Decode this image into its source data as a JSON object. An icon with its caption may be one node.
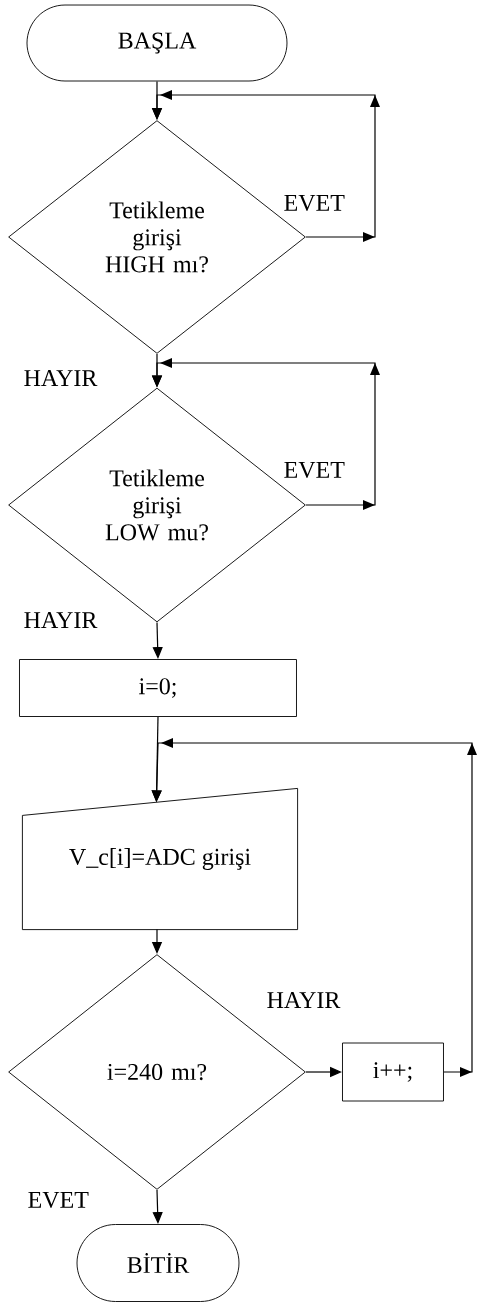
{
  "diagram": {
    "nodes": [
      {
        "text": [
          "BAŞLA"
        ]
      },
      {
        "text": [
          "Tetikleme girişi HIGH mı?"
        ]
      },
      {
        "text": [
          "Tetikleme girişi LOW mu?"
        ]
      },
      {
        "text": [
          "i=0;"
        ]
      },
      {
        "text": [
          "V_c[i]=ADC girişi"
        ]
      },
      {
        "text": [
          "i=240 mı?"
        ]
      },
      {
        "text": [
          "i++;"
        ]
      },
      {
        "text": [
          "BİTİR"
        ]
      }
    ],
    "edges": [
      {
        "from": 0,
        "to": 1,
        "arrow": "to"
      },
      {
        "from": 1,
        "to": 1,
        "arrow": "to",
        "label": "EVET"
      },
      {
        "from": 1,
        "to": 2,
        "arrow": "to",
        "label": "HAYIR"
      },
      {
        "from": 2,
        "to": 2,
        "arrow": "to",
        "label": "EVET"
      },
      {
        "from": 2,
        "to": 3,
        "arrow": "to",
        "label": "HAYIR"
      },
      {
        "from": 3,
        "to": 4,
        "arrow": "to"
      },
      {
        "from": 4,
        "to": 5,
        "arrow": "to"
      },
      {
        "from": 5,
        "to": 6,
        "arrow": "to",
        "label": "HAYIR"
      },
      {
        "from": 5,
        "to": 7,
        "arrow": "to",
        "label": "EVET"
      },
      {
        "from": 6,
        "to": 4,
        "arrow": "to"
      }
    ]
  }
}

^^^^^^^^^^^^^^^^

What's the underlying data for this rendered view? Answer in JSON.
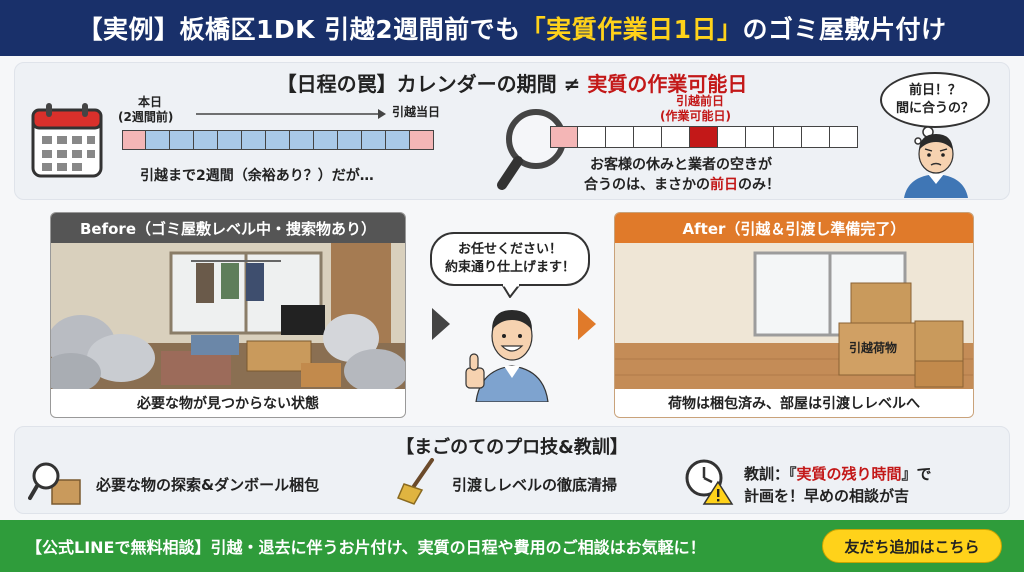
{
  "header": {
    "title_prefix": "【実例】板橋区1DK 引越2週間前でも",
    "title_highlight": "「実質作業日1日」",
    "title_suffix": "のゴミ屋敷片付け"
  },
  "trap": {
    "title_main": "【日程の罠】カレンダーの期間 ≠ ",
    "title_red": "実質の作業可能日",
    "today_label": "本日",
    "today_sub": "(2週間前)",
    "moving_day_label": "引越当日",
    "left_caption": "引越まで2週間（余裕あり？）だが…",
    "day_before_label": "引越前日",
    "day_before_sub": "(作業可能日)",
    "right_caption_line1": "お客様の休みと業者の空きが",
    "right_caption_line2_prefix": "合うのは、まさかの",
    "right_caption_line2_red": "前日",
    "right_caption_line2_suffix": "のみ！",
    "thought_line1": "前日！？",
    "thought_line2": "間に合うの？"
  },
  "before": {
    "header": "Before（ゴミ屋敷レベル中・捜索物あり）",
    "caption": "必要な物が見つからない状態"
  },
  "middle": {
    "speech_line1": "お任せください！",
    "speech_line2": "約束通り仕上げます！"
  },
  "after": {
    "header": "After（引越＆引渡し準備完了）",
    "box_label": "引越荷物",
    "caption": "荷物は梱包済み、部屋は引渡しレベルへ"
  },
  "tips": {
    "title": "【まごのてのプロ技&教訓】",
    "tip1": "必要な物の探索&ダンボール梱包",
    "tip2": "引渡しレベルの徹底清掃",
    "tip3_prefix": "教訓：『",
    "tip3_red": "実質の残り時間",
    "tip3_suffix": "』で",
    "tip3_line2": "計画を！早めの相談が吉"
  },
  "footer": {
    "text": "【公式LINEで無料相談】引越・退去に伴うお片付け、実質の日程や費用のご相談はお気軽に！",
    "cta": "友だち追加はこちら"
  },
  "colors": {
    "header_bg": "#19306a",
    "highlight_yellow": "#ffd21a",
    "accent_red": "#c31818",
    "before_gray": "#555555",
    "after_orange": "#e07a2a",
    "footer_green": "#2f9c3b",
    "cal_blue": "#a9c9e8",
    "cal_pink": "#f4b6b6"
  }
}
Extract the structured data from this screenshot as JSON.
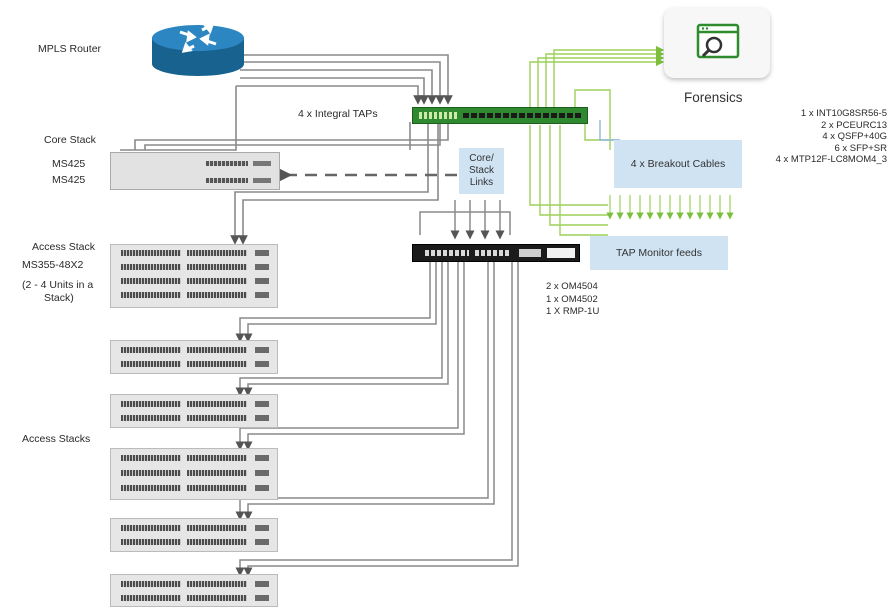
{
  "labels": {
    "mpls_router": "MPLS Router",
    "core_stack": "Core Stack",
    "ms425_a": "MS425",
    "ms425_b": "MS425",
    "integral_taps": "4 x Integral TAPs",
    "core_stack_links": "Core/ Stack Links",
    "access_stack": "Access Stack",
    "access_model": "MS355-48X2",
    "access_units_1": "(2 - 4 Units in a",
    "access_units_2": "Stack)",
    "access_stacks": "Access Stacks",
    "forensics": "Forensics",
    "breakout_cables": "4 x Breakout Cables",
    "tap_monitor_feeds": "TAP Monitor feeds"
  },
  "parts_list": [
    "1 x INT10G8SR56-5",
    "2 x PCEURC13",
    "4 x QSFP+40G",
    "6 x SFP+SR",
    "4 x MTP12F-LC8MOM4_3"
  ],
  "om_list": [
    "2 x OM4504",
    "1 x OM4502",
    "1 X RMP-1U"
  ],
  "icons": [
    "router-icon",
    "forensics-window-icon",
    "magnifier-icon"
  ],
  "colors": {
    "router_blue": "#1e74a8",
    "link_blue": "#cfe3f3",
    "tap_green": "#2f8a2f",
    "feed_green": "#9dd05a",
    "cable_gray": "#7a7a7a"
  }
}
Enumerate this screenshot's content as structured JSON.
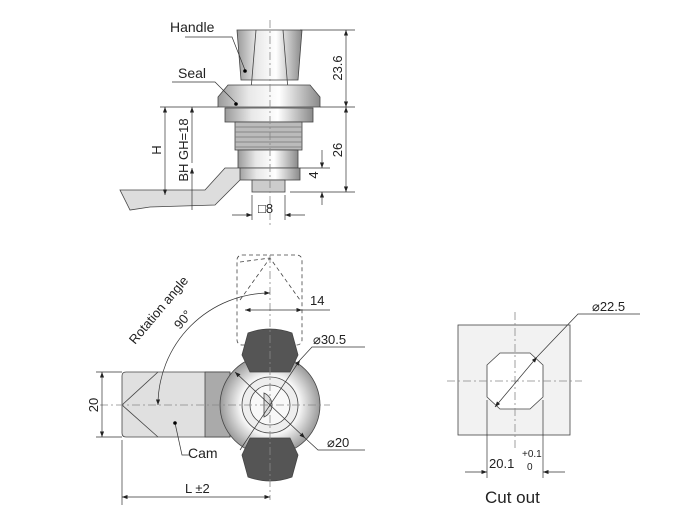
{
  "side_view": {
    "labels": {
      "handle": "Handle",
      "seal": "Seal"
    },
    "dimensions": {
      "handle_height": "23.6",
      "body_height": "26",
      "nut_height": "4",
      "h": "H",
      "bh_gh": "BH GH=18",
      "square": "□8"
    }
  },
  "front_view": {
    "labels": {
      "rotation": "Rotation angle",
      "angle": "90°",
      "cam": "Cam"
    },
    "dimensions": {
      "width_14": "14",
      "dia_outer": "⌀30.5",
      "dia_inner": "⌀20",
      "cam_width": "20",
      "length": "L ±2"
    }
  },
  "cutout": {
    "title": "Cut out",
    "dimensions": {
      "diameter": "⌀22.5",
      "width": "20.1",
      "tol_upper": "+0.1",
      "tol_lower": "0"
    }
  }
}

^^^^^^^^^^^^^^^^

* TASK TO CARRY OUT
Copy all lines of the material above where the string "forensics" occurs.

* FINAL RESULT
    "forensics": "Forensics",
    "forensics-window-icon",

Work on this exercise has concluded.